_GIVEN INSTRUCTION_. Rewrite these lines with every "screenshot" changed to "image" and everything else kept the same. Do not include the pictures.

_EXTRACTED RECORDS_.
───

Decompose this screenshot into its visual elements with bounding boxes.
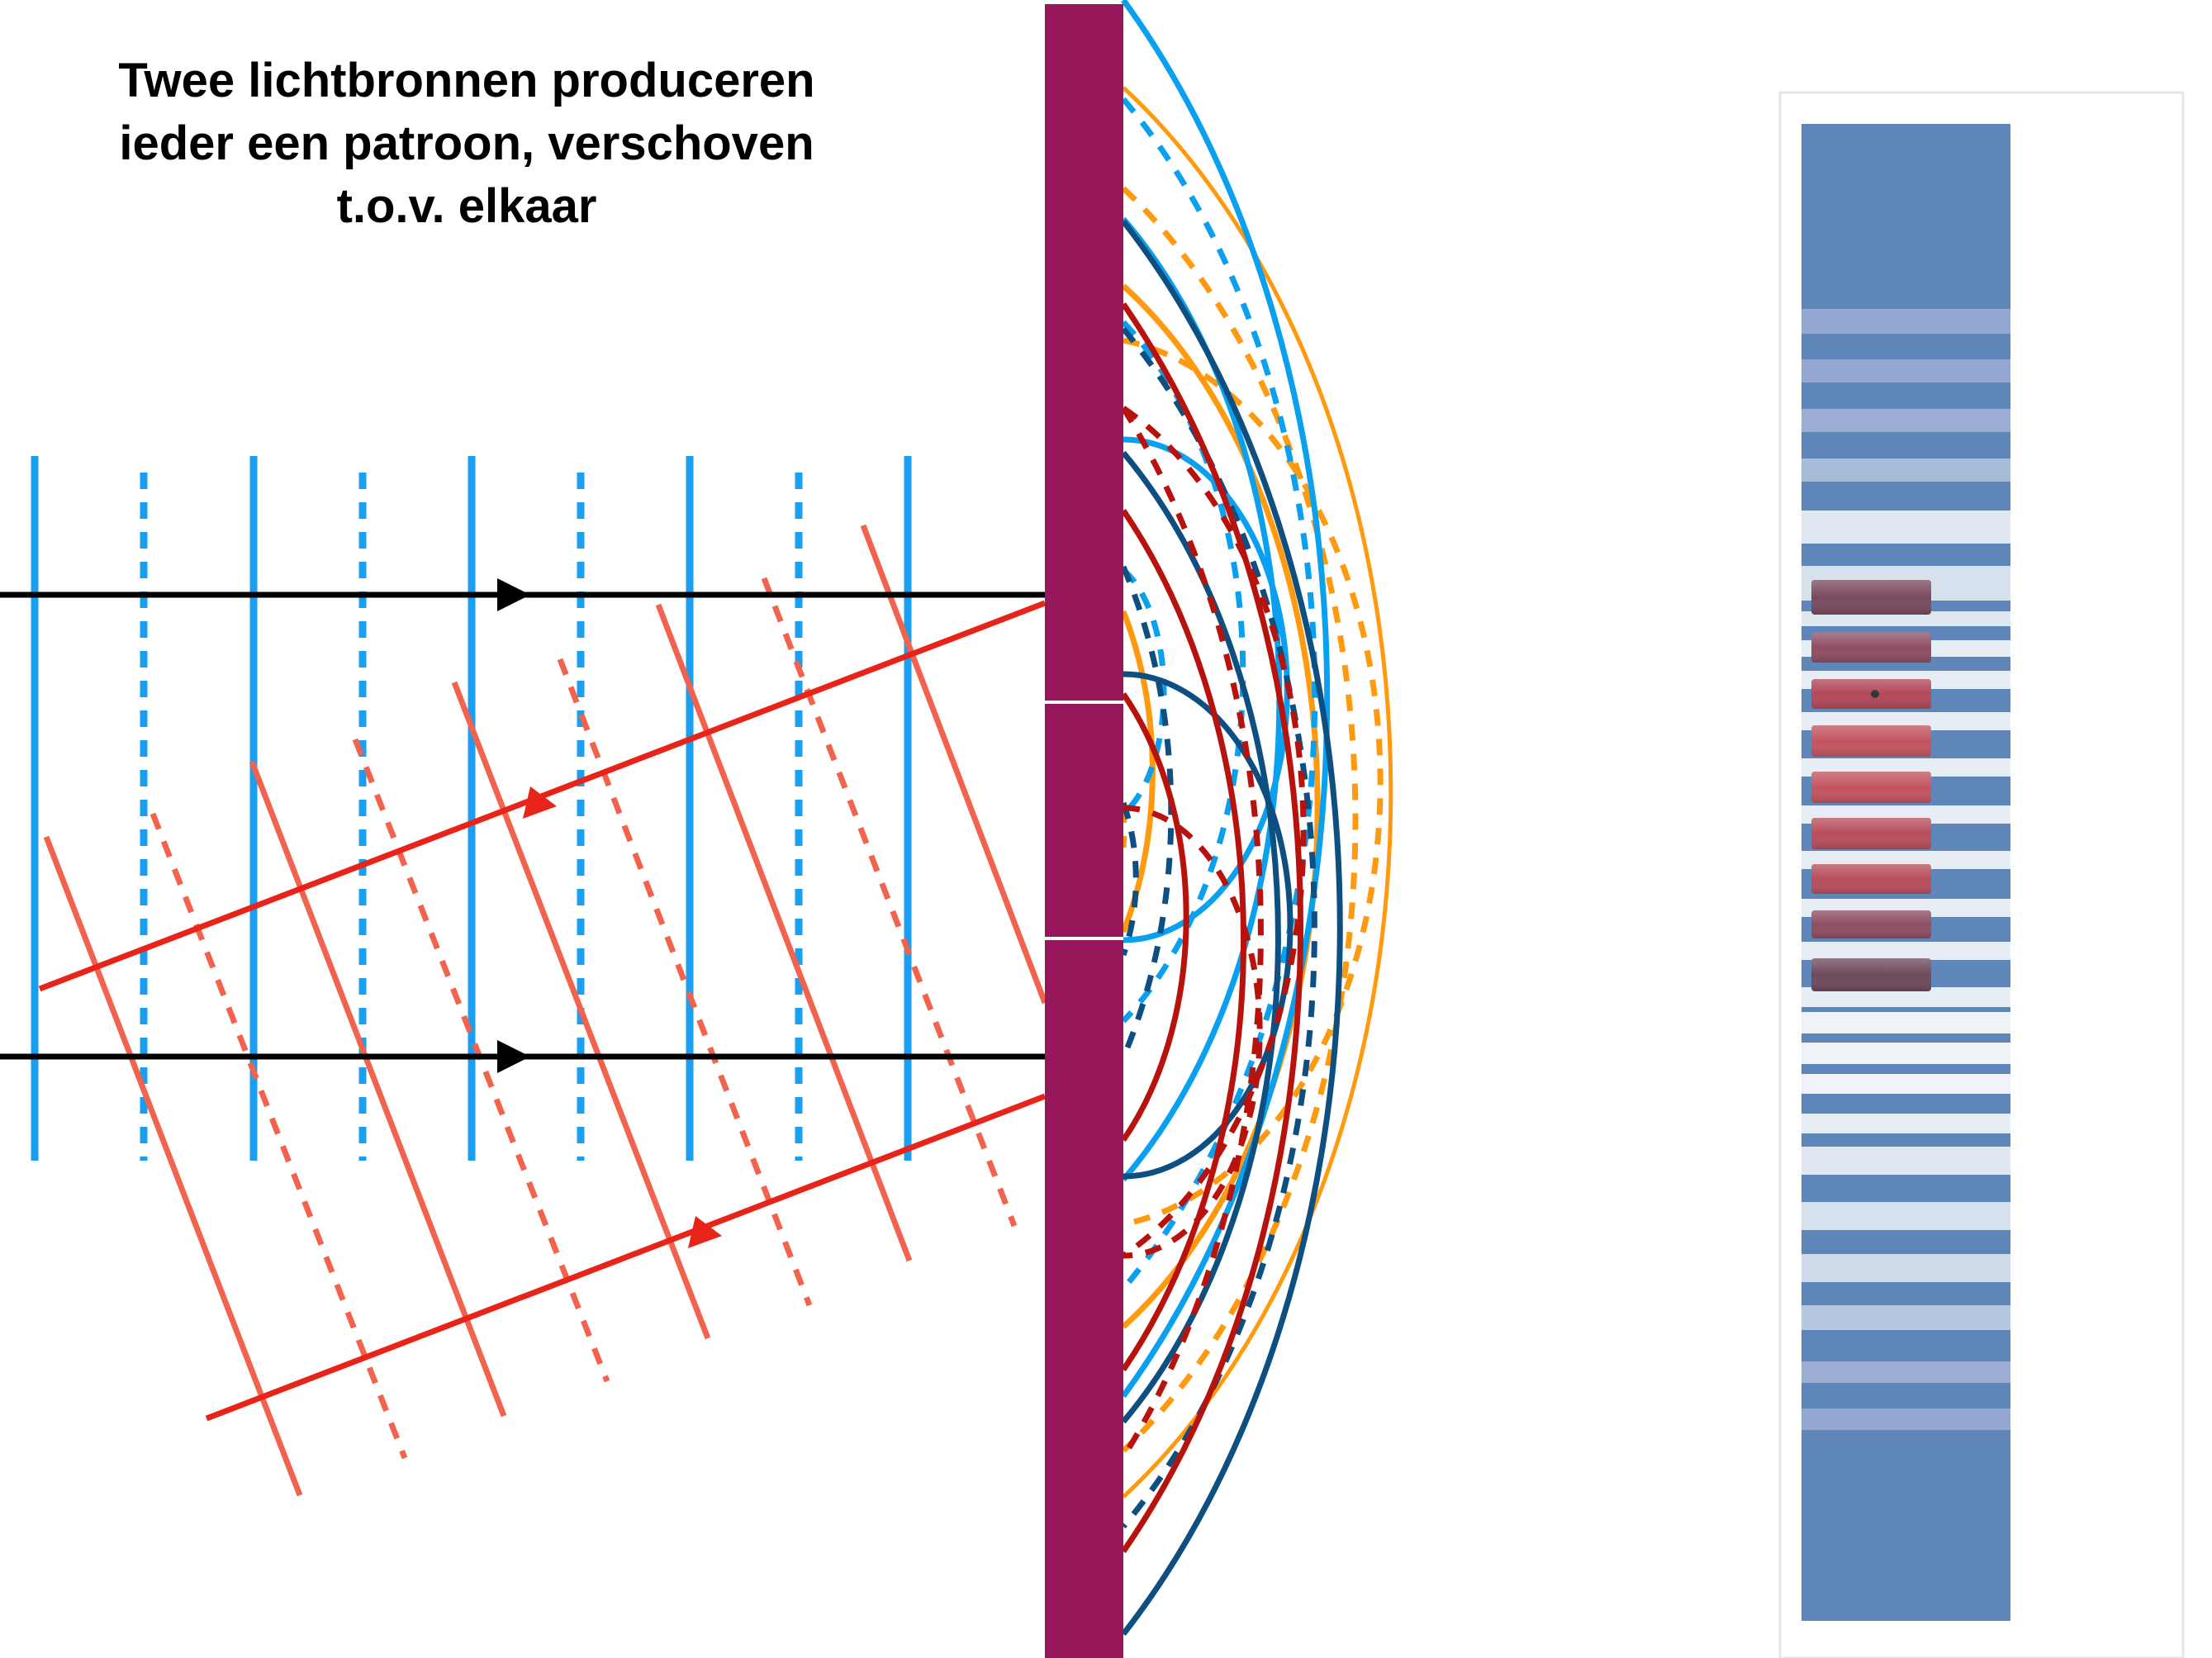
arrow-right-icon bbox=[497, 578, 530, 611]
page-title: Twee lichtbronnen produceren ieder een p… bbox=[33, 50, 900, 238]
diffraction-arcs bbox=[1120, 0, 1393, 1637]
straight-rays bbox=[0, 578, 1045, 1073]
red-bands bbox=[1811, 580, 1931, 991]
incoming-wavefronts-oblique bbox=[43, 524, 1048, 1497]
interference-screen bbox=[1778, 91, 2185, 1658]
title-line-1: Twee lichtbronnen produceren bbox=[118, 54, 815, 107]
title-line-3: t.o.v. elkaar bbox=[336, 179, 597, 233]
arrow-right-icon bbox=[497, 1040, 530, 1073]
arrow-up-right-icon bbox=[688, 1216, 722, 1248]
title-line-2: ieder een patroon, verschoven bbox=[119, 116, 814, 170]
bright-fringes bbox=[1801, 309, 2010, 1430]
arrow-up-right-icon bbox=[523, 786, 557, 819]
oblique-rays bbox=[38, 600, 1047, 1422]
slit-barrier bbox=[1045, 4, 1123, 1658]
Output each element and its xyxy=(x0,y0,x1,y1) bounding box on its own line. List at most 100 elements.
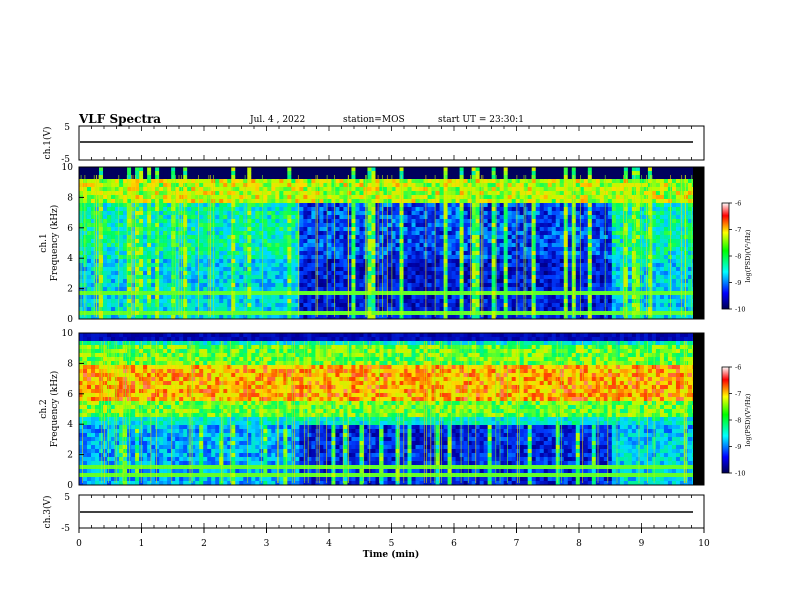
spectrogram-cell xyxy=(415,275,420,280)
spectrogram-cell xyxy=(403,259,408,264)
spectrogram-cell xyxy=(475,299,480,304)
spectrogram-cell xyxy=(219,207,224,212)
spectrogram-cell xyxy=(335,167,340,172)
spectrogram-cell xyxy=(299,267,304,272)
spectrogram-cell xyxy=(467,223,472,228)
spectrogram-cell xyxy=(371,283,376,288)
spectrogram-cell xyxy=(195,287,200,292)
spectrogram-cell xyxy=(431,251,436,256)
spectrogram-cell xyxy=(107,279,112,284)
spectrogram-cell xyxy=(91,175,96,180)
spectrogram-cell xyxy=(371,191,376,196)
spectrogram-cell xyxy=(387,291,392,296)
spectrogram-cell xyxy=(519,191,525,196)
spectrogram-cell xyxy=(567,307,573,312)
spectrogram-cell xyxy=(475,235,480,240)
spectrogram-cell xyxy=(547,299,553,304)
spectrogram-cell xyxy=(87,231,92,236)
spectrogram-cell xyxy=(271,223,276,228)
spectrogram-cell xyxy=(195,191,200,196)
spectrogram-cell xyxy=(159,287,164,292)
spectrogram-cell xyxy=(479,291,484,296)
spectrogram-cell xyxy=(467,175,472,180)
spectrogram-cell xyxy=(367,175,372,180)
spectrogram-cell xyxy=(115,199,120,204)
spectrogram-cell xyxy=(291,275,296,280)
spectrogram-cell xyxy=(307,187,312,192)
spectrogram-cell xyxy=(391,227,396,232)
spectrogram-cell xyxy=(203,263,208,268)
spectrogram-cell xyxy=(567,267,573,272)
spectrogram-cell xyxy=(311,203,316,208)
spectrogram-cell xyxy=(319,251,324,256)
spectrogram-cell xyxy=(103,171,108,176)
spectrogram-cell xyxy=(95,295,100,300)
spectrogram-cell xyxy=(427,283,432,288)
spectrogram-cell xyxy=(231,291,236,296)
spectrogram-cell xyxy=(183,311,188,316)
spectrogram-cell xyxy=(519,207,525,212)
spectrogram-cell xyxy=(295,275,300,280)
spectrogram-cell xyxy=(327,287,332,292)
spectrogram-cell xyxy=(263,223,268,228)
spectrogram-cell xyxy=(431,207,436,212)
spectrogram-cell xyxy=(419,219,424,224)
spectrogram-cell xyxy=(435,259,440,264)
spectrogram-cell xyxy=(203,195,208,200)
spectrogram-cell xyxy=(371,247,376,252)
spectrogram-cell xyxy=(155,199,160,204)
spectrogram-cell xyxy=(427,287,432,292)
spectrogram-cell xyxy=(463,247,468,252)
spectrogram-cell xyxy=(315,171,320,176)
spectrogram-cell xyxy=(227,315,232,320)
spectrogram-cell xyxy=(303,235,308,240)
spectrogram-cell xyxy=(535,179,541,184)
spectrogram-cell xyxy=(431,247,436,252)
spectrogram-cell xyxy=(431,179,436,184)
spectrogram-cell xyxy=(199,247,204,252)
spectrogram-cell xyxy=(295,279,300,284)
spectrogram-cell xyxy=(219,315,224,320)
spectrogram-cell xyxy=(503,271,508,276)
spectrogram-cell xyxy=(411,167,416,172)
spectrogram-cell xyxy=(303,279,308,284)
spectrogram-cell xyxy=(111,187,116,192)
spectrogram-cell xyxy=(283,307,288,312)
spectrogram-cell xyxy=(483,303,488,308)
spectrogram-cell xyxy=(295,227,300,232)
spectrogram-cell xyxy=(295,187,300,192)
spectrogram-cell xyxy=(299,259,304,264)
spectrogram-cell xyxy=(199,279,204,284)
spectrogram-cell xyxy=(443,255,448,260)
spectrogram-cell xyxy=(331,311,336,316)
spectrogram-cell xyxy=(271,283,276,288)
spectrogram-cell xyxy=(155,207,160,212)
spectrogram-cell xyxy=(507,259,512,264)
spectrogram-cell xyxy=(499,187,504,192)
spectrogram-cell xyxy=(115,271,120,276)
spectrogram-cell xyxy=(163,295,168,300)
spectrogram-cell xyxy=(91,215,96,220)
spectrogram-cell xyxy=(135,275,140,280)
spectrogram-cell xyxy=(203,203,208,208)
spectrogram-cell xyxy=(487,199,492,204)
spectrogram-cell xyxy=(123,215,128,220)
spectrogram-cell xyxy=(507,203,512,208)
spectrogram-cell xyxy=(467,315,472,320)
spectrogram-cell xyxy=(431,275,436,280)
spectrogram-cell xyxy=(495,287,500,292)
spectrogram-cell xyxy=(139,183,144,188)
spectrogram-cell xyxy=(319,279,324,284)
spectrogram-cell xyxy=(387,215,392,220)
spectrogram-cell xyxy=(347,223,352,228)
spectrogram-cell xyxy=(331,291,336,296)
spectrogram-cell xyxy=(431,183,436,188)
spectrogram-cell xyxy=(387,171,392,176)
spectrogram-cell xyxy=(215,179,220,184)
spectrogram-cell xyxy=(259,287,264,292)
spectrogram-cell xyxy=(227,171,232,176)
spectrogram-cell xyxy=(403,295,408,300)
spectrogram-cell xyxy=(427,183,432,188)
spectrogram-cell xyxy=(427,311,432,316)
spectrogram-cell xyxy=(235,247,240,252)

───

_TASK RESPONSE_.
Decompose this image into its visual elements with bounding boxes.
arrow-right-icon bbox=[497, 578, 530, 611]
page-title: Twee lichtbronnen produceren ieder een p… bbox=[33, 50, 900, 238]
diffraction-arcs bbox=[1120, 0, 1393, 1637]
straight-rays bbox=[0, 578, 1045, 1073]
red-bands bbox=[1811, 580, 1931, 991]
incoming-wavefronts-oblique bbox=[43, 524, 1048, 1497]
interference-screen bbox=[1778, 91, 2185, 1658]
title-line-1: Twee lichtbronnen produceren bbox=[118, 54, 815, 107]
title-line-3: t.o.v. elkaar bbox=[336, 179, 597, 233]
arrow-right-icon bbox=[497, 1040, 530, 1073]
arrow-up-right-icon bbox=[688, 1216, 722, 1248]
title-line-2: ieder een patroon, verschoven bbox=[119, 116, 814, 170]
bright-fringes bbox=[1801, 309, 2010, 1430]
arrow-up-right-icon bbox=[523, 786, 557, 819]
oblique-rays bbox=[38, 600, 1047, 1422]
slit-barrier bbox=[1045, 4, 1123, 1658]
Output each element and its xyxy=(x0,y0,x1,y1) bounding box on its own line. List at most 100 elements.
spectrogram-cell xyxy=(415,275,420,280)
spectrogram-cell xyxy=(403,259,408,264)
spectrogram-cell xyxy=(475,299,480,304)
spectrogram-cell xyxy=(219,207,224,212)
spectrogram-cell xyxy=(335,167,340,172)
spectrogram-cell xyxy=(299,267,304,272)
spectrogram-cell xyxy=(467,223,472,228)
spectrogram-cell xyxy=(371,283,376,288)
spectrogram-cell xyxy=(195,287,200,292)
spectrogram-cell xyxy=(431,251,436,256)
spectrogram-cell xyxy=(107,279,112,284)
spectrogram-cell xyxy=(91,175,96,180)
spectrogram-cell xyxy=(371,191,376,196)
spectrogram-cell xyxy=(387,291,392,296)
spectrogram-cell xyxy=(519,191,525,196)
spectrogram-cell xyxy=(567,307,573,312)
spectrogram-cell xyxy=(475,235,480,240)
spectrogram-cell xyxy=(547,299,553,304)
spectrogram-cell xyxy=(87,231,92,236)
spectrogram-cell xyxy=(271,223,276,228)
spectrogram-cell xyxy=(195,191,200,196)
spectrogram-cell xyxy=(159,287,164,292)
spectrogram-cell xyxy=(479,291,484,296)
spectrogram-cell xyxy=(467,175,472,180)
spectrogram-cell xyxy=(367,175,372,180)
spectrogram-cell xyxy=(115,199,120,204)
spectrogram-cell xyxy=(291,275,296,280)
spectrogram-cell xyxy=(307,187,312,192)
spectrogram-cell xyxy=(391,227,396,232)
spectrogram-cell xyxy=(203,263,208,268)
spectrogram-cell xyxy=(567,267,573,272)
spectrogram-cell xyxy=(311,203,316,208)
spectrogram-cell xyxy=(319,251,324,256)
spectrogram-cell xyxy=(103,171,108,176)
spectrogram-cell xyxy=(95,295,100,300)
spectrogram-cell xyxy=(427,283,432,288)
spectrogram-cell xyxy=(231,291,236,296)
spectrogram-cell xyxy=(183,311,188,316)
spectrogram-cell xyxy=(519,207,525,212)
spectrogram-cell xyxy=(295,275,300,280)
spectrogram-cell xyxy=(327,287,332,292)
spectrogram-cell xyxy=(263,223,268,228)
spectrogram-cell xyxy=(431,207,436,212)
spectrogram-cell xyxy=(419,219,424,224)
spectrogram-cell xyxy=(435,259,440,264)
spectrogram-cell xyxy=(203,195,208,200)
spectrogram-cell xyxy=(371,247,376,252)
spectrogram-cell xyxy=(155,199,160,204)
spectrogram-cell xyxy=(427,287,432,292)
spectrogram-cell xyxy=(463,247,468,252)
spectrogram-cell xyxy=(315,171,320,176)
spectrogram-cell xyxy=(227,315,232,320)
spectrogram-cell xyxy=(303,235,308,240)
spectrogram-cell xyxy=(535,179,541,184)
spectrogram-cell xyxy=(431,247,436,252)
spectrogram-cell xyxy=(431,179,436,184)
spectrogram-cell xyxy=(199,247,204,252)
spectrogram-cell xyxy=(295,279,300,284)
spectrogram-cell xyxy=(219,315,224,320)
spectrogram-cell xyxy=(503,271,508,276)
spectrogram-cell xyxy=(411,167,416,172)
spectrogram-cell xyxy=(303,279,308,284)
spectrogram-cell xyxy=(111,187,116,192)
spectrogram-cell xyxy=(283,307,288,312)
spectrogram-cell xyxy=(483,303,488,308)
spectrogram-cell xyxy=(295,227,300,232)
spectrogram-cell xyxy=(295,187,300,192)
spectrogram-cell xyxy=(299,259,304,264)
spectrogram-cell xyxy=(199,279,204,284)
spectrogram-cell xyxy=(443,255,448,260)
spectrogram-cell xyxy=(331,311,336,316)
spectrogram-cell xyxy=(271,283,276,288)
spectrogram-cell xyxy=(155,207,160,212)
spectrogram-cell xyxy=(507,259,512,264)
spectrogram-cell xyxy=(499,187,504,192)
spectrogram-cell xyxy=(115,271,120,276)
spectrogram-cell xyxy=(163,295,168,300)
spectrogram-cell xyxy=(91,215,96,220)
spectrogram-cell xyxy=(135,275,140,280)
spectrogram-cell xyxy=(203,203,208,208)
spectrogram-cell xyxy=(487,199,492,204)
spectrogram-cell xyxy=(123,215,128,220)
spectrogram-cell xyxy=(507,203,512,208)
spectrogram-cell xyxy=(467,315,472,320)
spectrogram-cell xyxy=(431,275,436,280)
spectrogram-cell xyxy=(495,287,500,292)
spectrogram-cell xyxy=(139,183,144,188)
spectrogram-cell xyxy=(319,279,324,284)
spectrogram-cell xyxy=(387,215,392,220)
spectrogram-cell xyxy=(347,223,352,228)
spectrogram-cell xyxy=(331,291,336,296)
spectrogram-cell xyxy=(431,183,436,188)
spectrogram-cell xyxy=(387,171,392,176)
spectrogram-cell xyxy=(215,179,220,184)
spectrogram-cell xyxy=(259,287,264,292)
spectrogram-cell xyxy=(227,171,232,176)
spectrogram-cell xyxy=(403,295,408,300)
spectrogram-cell xyxy=(427,183,432,188)
spectrogram-cell xyxy=(427,311,432,316)
spectrogram-cell xyxy=(235,247,240,252)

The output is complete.